* [Dataset records]
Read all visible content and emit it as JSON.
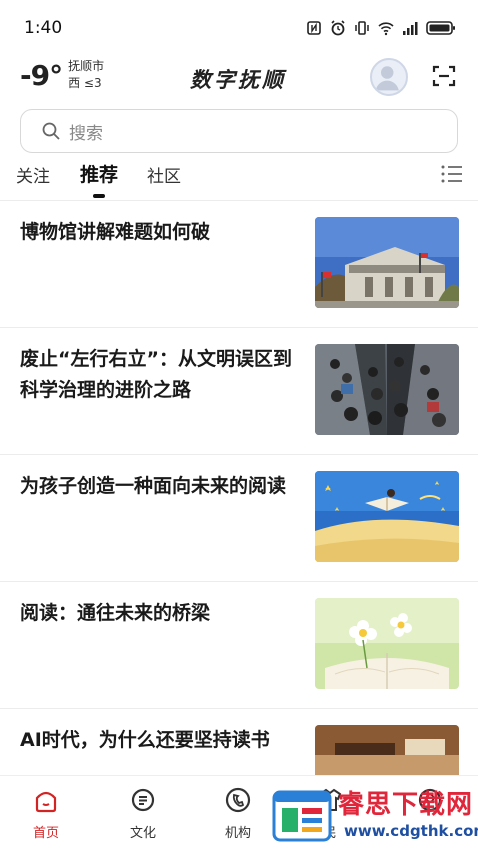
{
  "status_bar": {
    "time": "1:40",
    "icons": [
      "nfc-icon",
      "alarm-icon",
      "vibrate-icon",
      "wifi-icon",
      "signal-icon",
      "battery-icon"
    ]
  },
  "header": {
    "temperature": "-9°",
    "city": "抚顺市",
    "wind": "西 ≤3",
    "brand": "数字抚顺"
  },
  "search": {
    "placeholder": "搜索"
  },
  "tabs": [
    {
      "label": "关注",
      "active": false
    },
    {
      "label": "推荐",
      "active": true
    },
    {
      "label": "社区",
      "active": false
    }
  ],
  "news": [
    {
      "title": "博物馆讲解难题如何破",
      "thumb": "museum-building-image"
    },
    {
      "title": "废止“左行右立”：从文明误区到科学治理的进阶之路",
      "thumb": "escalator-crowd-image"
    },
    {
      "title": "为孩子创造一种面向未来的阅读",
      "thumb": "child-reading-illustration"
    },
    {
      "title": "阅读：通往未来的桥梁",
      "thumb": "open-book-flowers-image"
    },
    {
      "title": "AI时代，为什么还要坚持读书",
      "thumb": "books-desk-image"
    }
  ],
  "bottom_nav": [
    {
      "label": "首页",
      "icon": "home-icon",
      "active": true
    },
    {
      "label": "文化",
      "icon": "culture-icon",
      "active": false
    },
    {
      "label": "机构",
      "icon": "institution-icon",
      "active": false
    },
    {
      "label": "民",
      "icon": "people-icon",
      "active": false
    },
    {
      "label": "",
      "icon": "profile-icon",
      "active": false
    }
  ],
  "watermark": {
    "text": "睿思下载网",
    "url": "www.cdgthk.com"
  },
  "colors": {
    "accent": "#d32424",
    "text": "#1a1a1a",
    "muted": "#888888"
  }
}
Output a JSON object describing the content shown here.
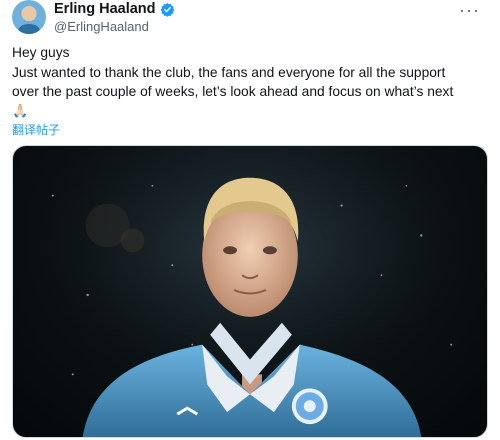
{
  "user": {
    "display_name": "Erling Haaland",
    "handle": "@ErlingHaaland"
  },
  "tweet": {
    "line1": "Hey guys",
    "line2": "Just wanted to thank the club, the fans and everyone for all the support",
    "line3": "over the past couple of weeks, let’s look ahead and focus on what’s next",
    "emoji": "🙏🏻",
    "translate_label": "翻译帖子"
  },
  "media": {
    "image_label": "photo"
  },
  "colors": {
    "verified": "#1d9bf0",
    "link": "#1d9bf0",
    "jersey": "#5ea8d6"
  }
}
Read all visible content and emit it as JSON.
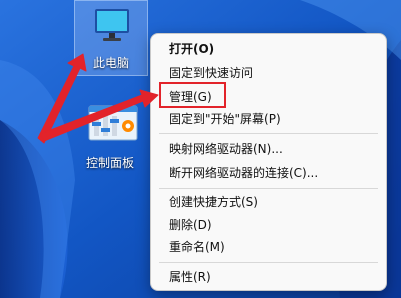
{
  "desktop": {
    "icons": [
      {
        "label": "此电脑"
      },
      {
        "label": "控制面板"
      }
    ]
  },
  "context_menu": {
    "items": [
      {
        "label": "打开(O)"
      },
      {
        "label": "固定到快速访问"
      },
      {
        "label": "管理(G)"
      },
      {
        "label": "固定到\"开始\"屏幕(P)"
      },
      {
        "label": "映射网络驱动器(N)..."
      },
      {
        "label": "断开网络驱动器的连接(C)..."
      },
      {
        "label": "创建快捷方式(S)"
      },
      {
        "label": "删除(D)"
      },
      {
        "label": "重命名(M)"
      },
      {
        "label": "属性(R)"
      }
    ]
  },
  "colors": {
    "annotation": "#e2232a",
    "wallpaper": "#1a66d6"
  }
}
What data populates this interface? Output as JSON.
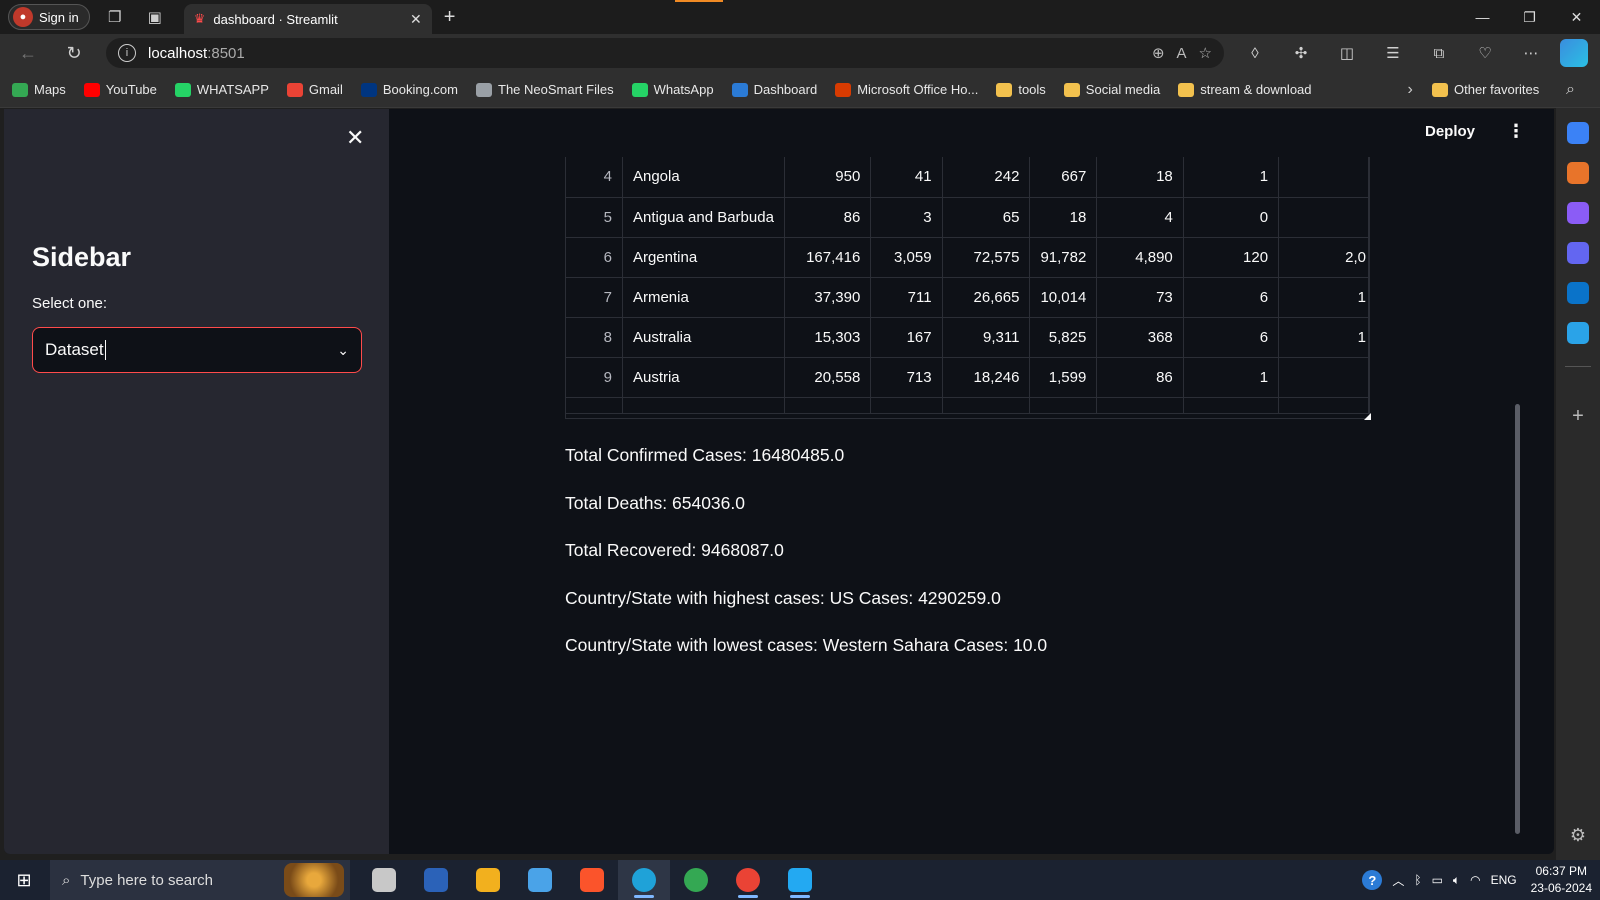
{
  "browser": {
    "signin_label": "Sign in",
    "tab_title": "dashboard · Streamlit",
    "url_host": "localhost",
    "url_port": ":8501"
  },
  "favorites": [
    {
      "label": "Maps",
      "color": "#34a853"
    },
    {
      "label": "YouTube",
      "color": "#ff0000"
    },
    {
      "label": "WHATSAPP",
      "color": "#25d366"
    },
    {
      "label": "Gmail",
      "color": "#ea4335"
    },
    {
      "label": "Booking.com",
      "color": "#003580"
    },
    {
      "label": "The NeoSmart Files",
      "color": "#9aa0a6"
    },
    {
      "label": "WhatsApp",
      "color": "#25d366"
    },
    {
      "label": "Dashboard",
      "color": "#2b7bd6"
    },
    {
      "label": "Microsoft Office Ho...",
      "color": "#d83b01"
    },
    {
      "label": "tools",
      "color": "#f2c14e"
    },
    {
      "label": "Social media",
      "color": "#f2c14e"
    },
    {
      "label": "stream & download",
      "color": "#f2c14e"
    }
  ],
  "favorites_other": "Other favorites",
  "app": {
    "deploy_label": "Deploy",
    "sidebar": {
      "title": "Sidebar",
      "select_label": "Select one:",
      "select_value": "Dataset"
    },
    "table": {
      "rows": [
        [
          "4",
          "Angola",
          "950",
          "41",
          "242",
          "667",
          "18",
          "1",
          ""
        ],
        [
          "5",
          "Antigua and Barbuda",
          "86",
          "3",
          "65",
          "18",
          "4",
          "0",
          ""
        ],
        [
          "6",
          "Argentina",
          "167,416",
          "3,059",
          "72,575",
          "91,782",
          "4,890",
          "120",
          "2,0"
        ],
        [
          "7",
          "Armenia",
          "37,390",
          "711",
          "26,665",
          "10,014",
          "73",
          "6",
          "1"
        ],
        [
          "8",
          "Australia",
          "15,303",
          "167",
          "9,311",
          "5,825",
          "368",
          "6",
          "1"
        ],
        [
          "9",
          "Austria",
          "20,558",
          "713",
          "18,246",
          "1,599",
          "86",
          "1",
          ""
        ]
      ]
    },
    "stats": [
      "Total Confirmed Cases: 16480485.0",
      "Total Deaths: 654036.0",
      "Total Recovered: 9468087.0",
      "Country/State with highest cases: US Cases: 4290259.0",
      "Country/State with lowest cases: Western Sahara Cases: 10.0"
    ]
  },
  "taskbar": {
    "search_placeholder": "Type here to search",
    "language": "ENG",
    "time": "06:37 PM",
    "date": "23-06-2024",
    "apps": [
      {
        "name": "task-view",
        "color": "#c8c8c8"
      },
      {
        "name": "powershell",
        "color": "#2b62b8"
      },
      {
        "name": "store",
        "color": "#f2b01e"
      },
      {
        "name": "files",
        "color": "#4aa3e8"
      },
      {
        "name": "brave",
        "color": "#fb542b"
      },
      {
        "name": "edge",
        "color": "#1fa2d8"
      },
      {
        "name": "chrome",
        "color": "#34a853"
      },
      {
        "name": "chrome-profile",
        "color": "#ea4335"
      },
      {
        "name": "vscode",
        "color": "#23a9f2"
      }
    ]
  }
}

* [Problem to work on] Reproduce the material above in full, exactly, with no images.

* [Answer]
Read all visible content and emit it as JSON.
{
  "status_bar": {
    "time": "1:40",
    "icons": [
      "nfc-icon",
      "alarm-icon",
      "vibrate-icon",
      "wifi-icon",
      "signal-icon",
      "battery-icon"
    ]
  },
  "header": {
    "temperature": "-9°",
    "city": "抚顺市",
    "wind": "西 ≤3",
    "brand": "数字抚顺"
  },
  "search": {
    "placeholder": "搜索"
  },
  "tabs": [
    {
      "label": "关注",
      "active": false
    },
    {
      "label": "推荐",
      "active": true
    },
    {
      "label": "社区",
      "active": false
    }
  ],
  "news": [
    {
      "title": "博物馆讲解难题如何破",
      "thumb": "museum-building-image"
    },
    {
      "title": "废止“左行右立”：从文明误区到科学治理的进阶之路",
      "thumb": "escalator-crowd-image"
    },
    {
      "title": "为孩子创造一种面向未来的阅读",
      "thumb": "child-reading-illustration"
    },
    {
      "title": "阅读：通往未来的桥梁",
      "thumb": "open-book-flowers-image"
    },
    {
      "title": "AI时代，为什么还要坚持读书",
      "thumb": "books-desk-image"
    }
  ],
  "bottom_nav": [
    {
      "label": "首页",
      "icon": "home-icon",
      "active": true
    },
    {
      "label": "文化",
      "icon": "culture-icon",
      "active": false
    },
    {
      "label": "机构",
      "icon": "institution-icon",
      "active": false
    },
    {
      "label": "民",
      "icon": "people-icon",
      "active": false
    },
    {
      "label": "",
      "icon": "profile-icon",
      "active": false
    }
  ],
  "watermark": {
    "text": "睿思下载网",
    "url": "www.cdgthk.com"
  },
  "colors": {
    "accent": "#d32424",
    "text": "#1a1a1a",
    "muted": "#888888"
  }
}
Output a JSON object describing the content shown here.
{
  "user": {
    "display_name": "Erling Haaland",
    "handle": "@ErlingHaaland"
  },
  "tweet": {
    "line1": "Hey guys",
    "line2": "Just wanted to thank the club, the fans and everyone for all the support",
    "line3": "over the past couple of weeks, let’s look ahead and focus on what’s next",
    "emoji": "🙏🏻",
    "translate_label": "翻译帖子"
  },
  "media": {
    "image_label": "photo"
  },
  "colors": {
    "verified": "#1d9bf0",
    "link": "#1d9bf0",
    "jersey": "#5ea8d6"
  }
}
Read all visible content and emit it as JSON.
{
  "desktop": {
    "icons": [
      {
        "label": "此电脑"
      },
      {
        "label": "控制面板"
      }
    ]
  },
  "context_menu": {
    "items": [
      {
        "label": "打开(O)"
      },
      {
        "label": "固定到快速访问"
      },
      {
        "label": "管理(G)"
      },
      {
        "label": "固定到\"开始\"屏幕(P)"
      },
      {
        "label": "映射网络驱动器(N)..."
      },
      {
        "label": "断开网络驱动器的连接(C)..."
      },
      {
        "label": "创建快捷方式(S)"
      },
      {
        "label": "删除(D)"
      },
      {
        "label": "重命名(M)"
      },
      {
        "label": "属性(R)"
      }
    ]
  },
  "colors": {
    "annotation": "#e2232a",
    "wallpaper": "#1a66d6"
  }
}
What data populates this interface? Output as JSON.
{
  "browser": {
    "signin_label": "Sign in",
    "tab_title": "dashboard · Streamlit",
    "url_host": "localhost",
    "url_port": ":8501"
  },
  "favorites": [
    {
      "label": "Maps",
      "color": "#34a853"
    },
    {
      "label": "YouTube",
      "color": "#ff0000"
    },
    {
      "label": "WHATSAPP",
      "color": "#25d366"
    },
    {
      "label": "Gmail",
      "color": "#ea4335"
    },
    {
      "label": "Booking.com",
      "color": "#003580"
    },
    {
      "label": "The NeoSmart Files",
      "color": "#9aa0a6"
    },
    {
      "label": "WhatsApp",
      "color": "#25d366"
    },
    {
      "label": "Dashboard",
      "color": "#2b7bd6"
    },
    {
      "label": "Microsoft Office Ho...",
      "color": "#d83b01"
    },
    {
      "label": "tools",
      "color": "#f2c14e"
    },
    {
      "label": "Social media",
      "color": "#f2c14e"
    },
    {
      "label": "stream & download",
      "color": "#f2c14e"
    }
  ],
  "favorites_other": "Other favorites",
  "app": {
    "deploy_label": "Deploy",
    "sidebar": {
      "title": "Sidebar",
      "select_label": "Select one:",
      "select_value": "Dataset"
    },
    "table": {
      "rows": [
        [
          "4",
          "Angola",
          "950",
          "41",
          "242",
          "667",
          "18",
          "1",
          ""
        ],
        [
          "5",
          "Antigua and Barbuda",
          "86",
          "3",
          "65",
          "18",
          "4",
          "0",
          ""
        ],
        [
          "6",
          "Argentina",
          "167,416",
          "3,059",
          "72,575",
          "91,782",
          "4,890",
          "120",
          "2,0"
        ],
        [
          "7",
          "Armenia",
          "37,390",
          "711",
          "26,665",
          "10,014",
          "73",
          "6",
          "1"
        ],
        [
          "8",
          "Australia",
          "15,303",
          "167",
          "9,311",
          "5,825",
          "368",
          "6",
          "1"
        ],
        [
          "9",
          "Austria",
          "20,558",
          "713",
          "18,246",
          "1,599",
          "86",
          "1",
          ""
        ]
      ]
    },
    "stats": [
      "Total Confirmed Cases: 16480485.0",
      "Total Deaths: 654036.0",
      "Total Recovered: 9468087.0",
      "Country/State with highest cases: US Cases: 4290259.0",
      "Country/State with lowest cases: Western Sahara Cases: 10.0"
    ]
  },
  "taskbar": {
    "search_placeholder": "Type here to search",
    "language": "ENG",
    "time": "06:37 PM",
    "date": "23-06-2024",
    "apps": [
      {
        "name": "task-view",
        "color": "#c8c8c8"
      },
      {
        "name": "powershell",
        "color": "#2b62b8"
      },
      {
        "name": "store",
        "color": "#f2b01e"
      },
      {
        "name": "files",
        "color": "#4aa3e8"
      },
      {
        "name": "brave",
        "color": "#fb542b"
      },
      {
        "name": "edge",
        "color": "#1fa2d8"
      },
      {
        "name": "chrome",
        "color": "#34a853"
      },
      {
        "name": "chrome-profile",
        "color": "#ea4335"
      },
      {
        "name": "vscode",
        "color": "#23a9f2"
      }
    ]
  }
}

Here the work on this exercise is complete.